■ **YOUR GOAL**: Each line in the entries below that holds the string "placarsoft" is to be listed.

■ **EXERCISE INPUT**:

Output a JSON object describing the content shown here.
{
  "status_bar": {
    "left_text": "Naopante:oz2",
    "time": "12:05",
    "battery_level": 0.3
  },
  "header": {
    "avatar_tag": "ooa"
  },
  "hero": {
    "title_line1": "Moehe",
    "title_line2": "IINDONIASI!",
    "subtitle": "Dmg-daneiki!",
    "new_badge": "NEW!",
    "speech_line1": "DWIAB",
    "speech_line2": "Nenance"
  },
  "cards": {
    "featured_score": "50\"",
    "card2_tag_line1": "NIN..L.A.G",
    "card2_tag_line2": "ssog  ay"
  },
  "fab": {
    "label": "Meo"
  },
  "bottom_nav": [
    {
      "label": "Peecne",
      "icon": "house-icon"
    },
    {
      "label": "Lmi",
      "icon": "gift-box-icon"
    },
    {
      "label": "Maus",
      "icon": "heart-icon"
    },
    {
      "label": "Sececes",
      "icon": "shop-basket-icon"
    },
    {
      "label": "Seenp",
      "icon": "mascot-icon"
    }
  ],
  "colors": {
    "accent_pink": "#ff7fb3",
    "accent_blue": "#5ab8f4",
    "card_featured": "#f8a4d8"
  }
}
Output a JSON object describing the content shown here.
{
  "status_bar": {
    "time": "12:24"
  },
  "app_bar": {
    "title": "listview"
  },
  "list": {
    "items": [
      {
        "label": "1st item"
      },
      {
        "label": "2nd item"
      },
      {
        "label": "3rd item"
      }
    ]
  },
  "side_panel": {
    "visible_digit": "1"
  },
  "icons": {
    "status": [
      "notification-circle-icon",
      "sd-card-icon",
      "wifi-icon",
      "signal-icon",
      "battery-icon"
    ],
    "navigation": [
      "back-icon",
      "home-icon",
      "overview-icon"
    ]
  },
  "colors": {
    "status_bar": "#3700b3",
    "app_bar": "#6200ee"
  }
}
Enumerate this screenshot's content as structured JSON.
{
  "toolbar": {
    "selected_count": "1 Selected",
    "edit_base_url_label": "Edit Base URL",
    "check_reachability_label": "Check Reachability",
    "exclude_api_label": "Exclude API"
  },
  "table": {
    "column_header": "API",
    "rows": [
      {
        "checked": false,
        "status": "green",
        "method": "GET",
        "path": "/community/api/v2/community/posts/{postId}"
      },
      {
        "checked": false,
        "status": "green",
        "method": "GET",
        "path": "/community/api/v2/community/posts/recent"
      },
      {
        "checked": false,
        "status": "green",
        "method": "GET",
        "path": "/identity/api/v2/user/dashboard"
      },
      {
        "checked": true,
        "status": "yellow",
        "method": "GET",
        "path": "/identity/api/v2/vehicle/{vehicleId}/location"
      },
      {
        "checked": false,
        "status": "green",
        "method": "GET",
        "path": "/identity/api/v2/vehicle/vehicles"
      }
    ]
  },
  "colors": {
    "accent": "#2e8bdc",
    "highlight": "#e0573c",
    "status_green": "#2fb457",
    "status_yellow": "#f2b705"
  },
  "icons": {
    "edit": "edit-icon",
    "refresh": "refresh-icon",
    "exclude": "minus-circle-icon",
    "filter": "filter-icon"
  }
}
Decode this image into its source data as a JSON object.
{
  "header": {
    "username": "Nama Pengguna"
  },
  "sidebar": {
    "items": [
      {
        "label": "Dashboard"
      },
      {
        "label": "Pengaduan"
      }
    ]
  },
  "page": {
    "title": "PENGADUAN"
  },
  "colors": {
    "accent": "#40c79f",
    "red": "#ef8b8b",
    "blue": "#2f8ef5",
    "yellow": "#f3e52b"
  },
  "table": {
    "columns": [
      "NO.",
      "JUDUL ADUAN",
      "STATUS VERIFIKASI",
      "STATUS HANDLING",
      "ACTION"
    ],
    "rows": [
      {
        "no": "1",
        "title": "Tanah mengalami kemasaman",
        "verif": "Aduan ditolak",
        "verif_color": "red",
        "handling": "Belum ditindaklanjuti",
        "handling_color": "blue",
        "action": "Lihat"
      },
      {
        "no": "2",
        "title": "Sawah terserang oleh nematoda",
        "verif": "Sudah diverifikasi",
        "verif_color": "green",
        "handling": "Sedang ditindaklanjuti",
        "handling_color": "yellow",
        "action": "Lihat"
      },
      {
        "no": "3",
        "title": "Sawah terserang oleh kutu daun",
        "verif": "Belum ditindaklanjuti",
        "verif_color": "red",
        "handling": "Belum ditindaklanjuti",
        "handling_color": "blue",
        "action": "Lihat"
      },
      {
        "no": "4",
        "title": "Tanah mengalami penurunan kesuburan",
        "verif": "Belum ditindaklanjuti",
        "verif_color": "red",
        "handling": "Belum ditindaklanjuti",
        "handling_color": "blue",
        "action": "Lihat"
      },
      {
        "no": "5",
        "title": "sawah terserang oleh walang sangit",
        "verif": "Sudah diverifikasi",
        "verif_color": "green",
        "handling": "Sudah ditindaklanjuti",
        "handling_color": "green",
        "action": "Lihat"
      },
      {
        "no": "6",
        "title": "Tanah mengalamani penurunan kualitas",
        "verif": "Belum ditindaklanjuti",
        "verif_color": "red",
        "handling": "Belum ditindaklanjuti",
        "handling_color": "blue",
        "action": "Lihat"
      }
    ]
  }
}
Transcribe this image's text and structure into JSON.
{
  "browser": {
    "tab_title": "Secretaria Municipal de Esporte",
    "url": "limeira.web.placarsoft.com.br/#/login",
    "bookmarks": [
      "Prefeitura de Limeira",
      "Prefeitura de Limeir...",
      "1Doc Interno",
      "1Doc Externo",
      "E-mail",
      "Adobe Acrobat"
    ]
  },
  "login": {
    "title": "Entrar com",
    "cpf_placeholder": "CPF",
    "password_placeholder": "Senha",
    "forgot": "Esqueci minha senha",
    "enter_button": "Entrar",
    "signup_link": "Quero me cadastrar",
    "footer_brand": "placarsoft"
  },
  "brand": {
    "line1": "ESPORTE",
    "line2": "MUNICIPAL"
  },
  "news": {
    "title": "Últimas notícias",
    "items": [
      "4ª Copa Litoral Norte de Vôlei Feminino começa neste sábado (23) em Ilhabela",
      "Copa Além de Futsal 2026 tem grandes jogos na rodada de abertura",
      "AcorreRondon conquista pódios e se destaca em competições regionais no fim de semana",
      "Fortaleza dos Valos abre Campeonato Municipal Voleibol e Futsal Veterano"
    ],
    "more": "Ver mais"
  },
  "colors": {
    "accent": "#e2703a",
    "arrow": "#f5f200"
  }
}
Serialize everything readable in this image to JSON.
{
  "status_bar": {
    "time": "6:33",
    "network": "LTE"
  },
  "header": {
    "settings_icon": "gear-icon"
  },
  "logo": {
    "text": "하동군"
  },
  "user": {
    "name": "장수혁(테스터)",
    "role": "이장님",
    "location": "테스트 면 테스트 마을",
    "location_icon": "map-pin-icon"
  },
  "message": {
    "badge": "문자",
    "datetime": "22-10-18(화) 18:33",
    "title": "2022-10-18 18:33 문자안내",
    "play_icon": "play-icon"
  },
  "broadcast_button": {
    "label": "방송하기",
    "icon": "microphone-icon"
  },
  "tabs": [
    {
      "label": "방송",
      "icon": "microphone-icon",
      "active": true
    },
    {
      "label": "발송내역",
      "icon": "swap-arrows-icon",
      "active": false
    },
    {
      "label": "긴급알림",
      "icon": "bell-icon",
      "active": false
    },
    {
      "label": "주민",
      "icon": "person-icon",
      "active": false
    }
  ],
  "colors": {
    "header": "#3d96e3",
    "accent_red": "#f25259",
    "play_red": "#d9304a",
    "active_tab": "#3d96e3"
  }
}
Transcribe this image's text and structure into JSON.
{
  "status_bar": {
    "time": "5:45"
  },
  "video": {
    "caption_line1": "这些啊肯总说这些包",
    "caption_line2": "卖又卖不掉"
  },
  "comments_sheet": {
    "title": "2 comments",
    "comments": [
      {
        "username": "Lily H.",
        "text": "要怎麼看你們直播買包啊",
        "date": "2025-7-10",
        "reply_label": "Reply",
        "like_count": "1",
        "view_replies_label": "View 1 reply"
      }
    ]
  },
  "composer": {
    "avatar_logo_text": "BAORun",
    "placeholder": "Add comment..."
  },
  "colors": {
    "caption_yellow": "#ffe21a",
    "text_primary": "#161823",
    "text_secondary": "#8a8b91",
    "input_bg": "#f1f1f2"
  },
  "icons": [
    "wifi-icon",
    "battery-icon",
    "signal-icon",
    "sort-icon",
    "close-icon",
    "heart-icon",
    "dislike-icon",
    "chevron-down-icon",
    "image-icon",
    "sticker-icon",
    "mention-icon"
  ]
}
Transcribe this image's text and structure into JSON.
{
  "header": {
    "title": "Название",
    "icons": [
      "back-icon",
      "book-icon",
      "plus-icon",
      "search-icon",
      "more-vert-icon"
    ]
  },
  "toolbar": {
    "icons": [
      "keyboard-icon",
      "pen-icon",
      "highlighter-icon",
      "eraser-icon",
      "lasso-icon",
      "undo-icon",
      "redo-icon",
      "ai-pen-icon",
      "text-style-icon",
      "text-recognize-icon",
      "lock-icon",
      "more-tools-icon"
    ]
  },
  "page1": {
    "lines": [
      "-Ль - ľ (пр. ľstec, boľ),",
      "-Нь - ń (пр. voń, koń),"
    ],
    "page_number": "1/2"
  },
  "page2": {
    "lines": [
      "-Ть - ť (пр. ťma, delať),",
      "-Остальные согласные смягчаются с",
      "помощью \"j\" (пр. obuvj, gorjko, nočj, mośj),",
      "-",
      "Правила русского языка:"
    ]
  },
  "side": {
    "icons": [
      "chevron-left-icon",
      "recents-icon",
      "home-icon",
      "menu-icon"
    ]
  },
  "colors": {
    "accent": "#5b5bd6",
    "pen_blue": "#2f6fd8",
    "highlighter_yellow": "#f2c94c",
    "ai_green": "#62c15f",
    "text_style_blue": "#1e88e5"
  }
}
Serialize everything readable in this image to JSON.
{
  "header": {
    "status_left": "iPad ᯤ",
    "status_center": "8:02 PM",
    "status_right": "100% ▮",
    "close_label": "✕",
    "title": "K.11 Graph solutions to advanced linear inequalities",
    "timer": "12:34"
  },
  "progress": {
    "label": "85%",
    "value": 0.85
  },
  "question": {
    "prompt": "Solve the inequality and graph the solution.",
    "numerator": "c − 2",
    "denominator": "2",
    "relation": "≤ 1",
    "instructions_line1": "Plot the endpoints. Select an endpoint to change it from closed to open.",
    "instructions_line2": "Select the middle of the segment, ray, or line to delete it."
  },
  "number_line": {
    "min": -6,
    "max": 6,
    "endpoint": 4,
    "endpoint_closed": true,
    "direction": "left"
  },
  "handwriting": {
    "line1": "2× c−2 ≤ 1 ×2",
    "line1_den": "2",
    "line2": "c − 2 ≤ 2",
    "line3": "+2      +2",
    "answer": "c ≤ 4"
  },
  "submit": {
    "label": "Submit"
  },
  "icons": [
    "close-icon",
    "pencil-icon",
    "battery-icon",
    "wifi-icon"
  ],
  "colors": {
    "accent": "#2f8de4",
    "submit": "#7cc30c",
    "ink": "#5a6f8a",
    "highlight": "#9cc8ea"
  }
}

■ **THE RESPONSE**:
    "url": "limeira.web.placarsoft.com.br/#/login",
    "footer_brand": "placarsoft"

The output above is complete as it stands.